_Exercise_
Write the records below out again exactly as given, with no images.

Stored records
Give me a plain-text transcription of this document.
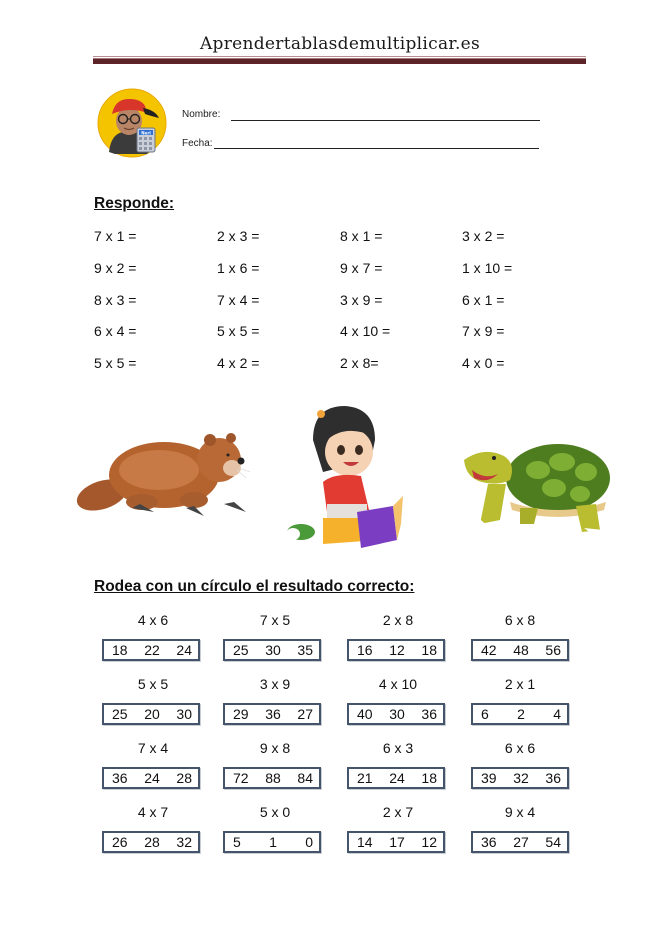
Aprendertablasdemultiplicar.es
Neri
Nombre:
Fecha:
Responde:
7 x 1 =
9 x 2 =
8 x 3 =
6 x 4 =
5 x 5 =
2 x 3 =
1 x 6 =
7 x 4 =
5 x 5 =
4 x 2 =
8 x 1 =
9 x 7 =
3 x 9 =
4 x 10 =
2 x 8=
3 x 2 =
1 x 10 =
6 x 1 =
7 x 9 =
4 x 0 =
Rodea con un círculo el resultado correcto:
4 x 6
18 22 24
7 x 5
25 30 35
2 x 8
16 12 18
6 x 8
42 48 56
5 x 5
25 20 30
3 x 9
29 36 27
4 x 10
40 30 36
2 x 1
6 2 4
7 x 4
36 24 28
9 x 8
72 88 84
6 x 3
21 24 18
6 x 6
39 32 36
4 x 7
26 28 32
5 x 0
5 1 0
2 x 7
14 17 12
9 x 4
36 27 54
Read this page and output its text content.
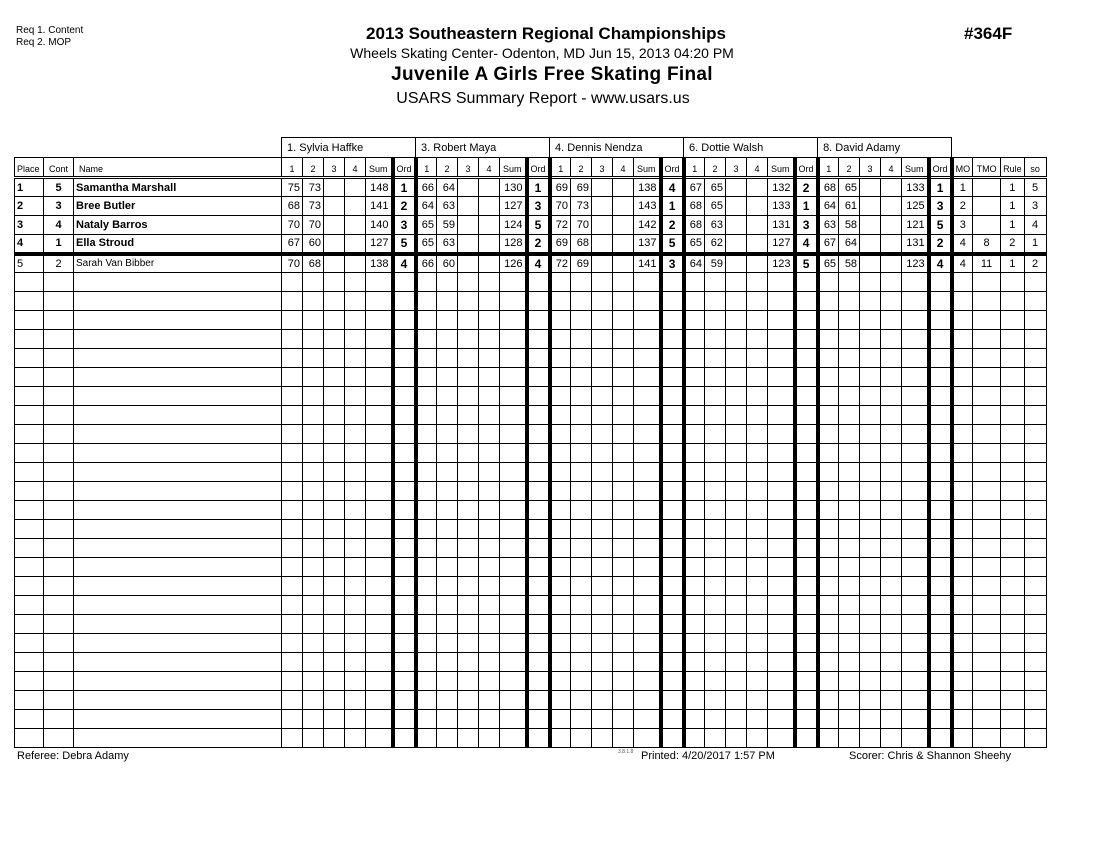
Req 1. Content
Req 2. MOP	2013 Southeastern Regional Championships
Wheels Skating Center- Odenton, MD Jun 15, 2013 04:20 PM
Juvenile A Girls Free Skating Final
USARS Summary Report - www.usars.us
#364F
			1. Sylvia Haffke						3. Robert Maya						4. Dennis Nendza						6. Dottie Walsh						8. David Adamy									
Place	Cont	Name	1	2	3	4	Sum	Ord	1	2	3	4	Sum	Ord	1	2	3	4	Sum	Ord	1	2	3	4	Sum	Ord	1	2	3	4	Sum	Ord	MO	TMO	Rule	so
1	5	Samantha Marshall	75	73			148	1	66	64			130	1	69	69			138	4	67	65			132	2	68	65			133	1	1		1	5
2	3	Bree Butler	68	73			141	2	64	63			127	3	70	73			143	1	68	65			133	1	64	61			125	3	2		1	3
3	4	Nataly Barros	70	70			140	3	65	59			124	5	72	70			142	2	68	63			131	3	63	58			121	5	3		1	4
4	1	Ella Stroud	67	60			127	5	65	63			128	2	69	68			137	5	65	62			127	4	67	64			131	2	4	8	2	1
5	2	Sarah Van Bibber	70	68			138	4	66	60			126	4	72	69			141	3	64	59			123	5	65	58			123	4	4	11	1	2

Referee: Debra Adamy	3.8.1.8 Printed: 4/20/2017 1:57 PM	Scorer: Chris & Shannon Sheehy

_Result for this exercise_
Give me a plain-text transcription of this document.
Aprendertablasdemultiplicar.es
Neri
Nombre:
Fecha:
Responde:
7 x 1 =
9 x 2 =
8 x 3 =
6 x 4 =
5 x 5 =
2 x 3 =
1 x 6 =
7 x 4 =
5 x 5 =
4 x 2 =
8 x 1 =
9 x 7 =
3 x 9 =
4 x 10 =
2 x 8=
3 x 2 =
1 x 10 =
6 x 1 =
7 x 9 =
4 x 0 =
Rodea con un círculo el resultado correcto:
4 x 6
18 22 24
7 x 5
25 30 35
2 x 8
16 12 18
6 x 8
42 48 56
5 x 5
25 20 30
3 x 9
29 36 27
4 x 10
40 30 36
2 x 1
6 2 4
7 x 4
36 24 28
9 x 8
72 88 84
6 x 3
21 24 18
6 x 6
39 32 36
4 x 7
26 28 32
5 x 0
5 1 0
2 x 7
14 17 12
9 x 4
36 27 54
Read this page and output its text content.
Req 1. Content
Req 2. MOP	2013 Southeastern Regional Championships
Wheels Skating Center- Odenton, MD Jun 15, 2013 04:20 PM
Juvenile A Girls Free Skating Final
USARS Summary Report - www.usars.us
#364F
			1. Sylvia Haffke						3. Robert Maya						4. Dennis Nendza						6. Dottie Walsh						8. David Adamy									
Place	Cont	Name	1	2	3	4	Sum	Ord	1	2	3	4	Sum	Ord	1	2	3	4	Sum	Ord	1	2	3	4	Sum	Ord	1	2	3	4	Sum	Ord	MO	TMO	Rule	so
1	5	Samantha Marshall	75	73			148	1	66	64			130	1	69	69			138	4	67	65			132	2	68	65			133	1	1		1	5
2	3	Bree Butler	68	73			141	2	64	63			127	3	70	73			143	1	68	65			133	1	64	61			125	3	2		1	3
3	4	Nataly Barros	70	70			140	3	65	59			124	5	72	70			142	2	68	63			131	3	63	58			121	5	3		1	4
4	1	Ella Stroud	67	60			127	5	65	63			128	2	69	68			137	5	65	62			127	4	67	64			131	2	4	8	2	1
5	2	Sarah Van Bibber	70	68			138	4	66	60			126	4	72	69			141	3	64	59			123	5	65	58			123	4	4	11	1	2

Referee: Debra Adamy	3.8.1.8 Printed: 4/20/2017 1:57 PM	Scorer: Chris & Shannon Sheehy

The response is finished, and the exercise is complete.